WHAT IS ASKED -
The listing below is the input. Say how many of its lines contain "موجود", giving the number alone.

__________

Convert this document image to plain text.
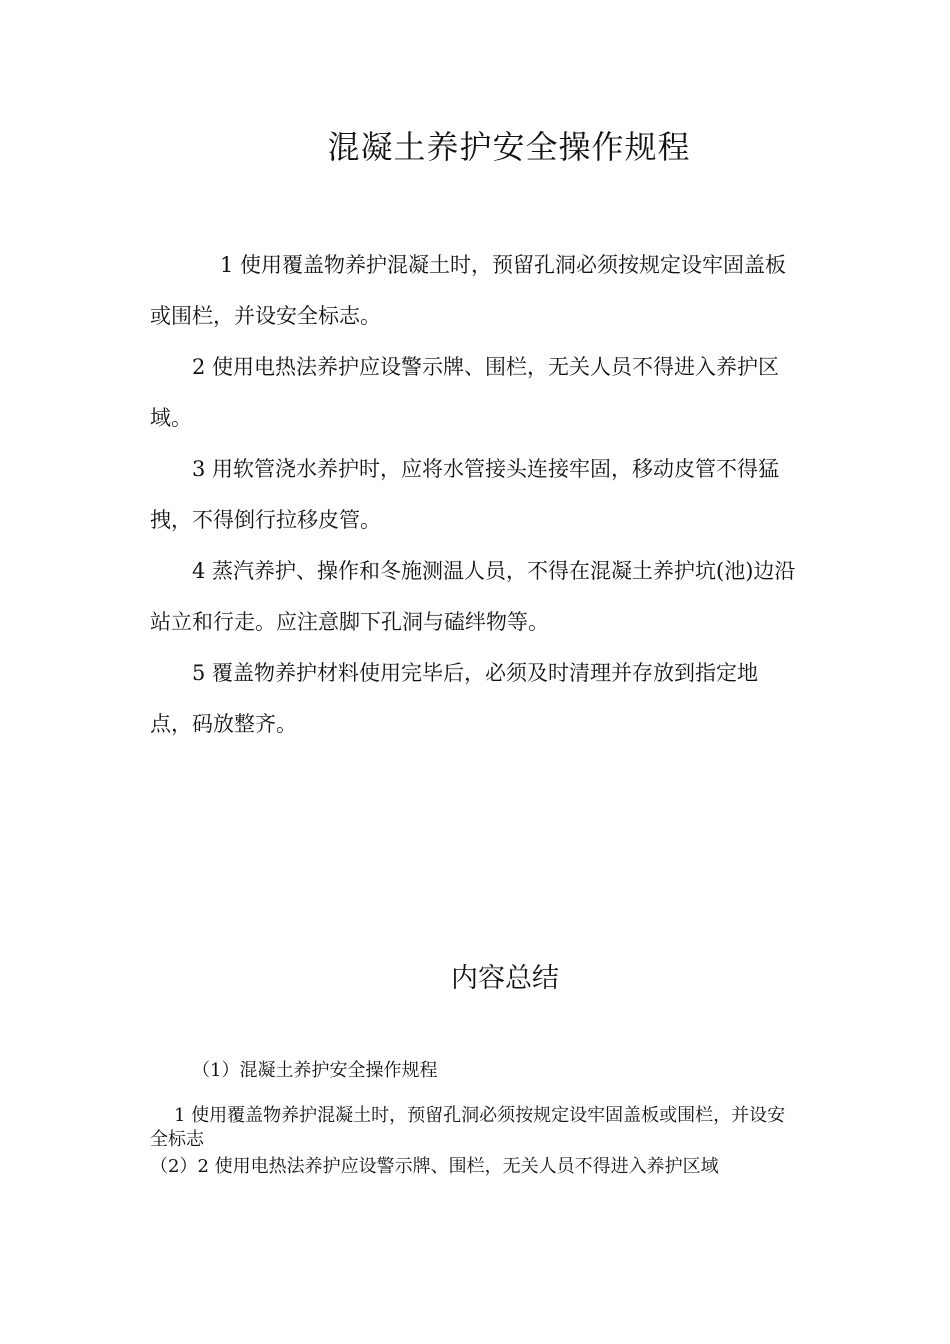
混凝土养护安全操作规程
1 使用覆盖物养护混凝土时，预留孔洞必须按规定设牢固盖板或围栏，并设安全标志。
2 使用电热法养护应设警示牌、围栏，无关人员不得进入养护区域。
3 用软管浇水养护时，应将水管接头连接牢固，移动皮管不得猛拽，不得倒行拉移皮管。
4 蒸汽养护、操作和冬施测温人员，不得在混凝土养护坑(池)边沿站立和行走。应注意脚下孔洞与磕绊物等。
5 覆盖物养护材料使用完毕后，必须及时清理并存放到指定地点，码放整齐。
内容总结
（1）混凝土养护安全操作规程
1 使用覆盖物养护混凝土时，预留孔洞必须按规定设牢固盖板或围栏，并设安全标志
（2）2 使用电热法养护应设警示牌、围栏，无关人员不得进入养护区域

__________

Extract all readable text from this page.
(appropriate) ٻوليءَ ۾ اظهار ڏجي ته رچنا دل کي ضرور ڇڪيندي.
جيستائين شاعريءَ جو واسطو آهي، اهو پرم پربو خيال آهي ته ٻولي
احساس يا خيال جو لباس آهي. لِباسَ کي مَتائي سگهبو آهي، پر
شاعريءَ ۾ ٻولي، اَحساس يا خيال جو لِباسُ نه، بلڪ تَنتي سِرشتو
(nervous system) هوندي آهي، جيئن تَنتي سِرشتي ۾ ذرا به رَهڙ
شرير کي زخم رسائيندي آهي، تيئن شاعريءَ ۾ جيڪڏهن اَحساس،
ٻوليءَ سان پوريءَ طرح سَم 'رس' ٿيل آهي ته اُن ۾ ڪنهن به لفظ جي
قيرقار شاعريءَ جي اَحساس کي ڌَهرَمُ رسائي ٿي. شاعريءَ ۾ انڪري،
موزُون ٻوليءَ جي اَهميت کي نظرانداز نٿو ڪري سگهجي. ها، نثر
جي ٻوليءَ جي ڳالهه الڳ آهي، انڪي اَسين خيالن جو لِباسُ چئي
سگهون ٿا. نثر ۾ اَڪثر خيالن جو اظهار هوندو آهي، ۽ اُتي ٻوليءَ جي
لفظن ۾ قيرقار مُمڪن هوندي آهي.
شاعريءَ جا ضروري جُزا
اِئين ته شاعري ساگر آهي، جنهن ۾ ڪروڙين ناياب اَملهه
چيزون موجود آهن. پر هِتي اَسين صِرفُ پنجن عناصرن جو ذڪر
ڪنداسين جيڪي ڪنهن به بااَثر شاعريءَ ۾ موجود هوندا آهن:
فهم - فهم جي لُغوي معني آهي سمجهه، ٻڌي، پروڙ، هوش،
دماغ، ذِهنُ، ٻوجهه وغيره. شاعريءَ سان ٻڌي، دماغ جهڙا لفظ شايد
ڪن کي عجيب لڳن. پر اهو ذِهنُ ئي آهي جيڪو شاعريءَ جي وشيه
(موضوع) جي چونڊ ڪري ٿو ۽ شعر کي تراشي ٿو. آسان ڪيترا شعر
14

__________

OUTPUT OF THE TASK -
2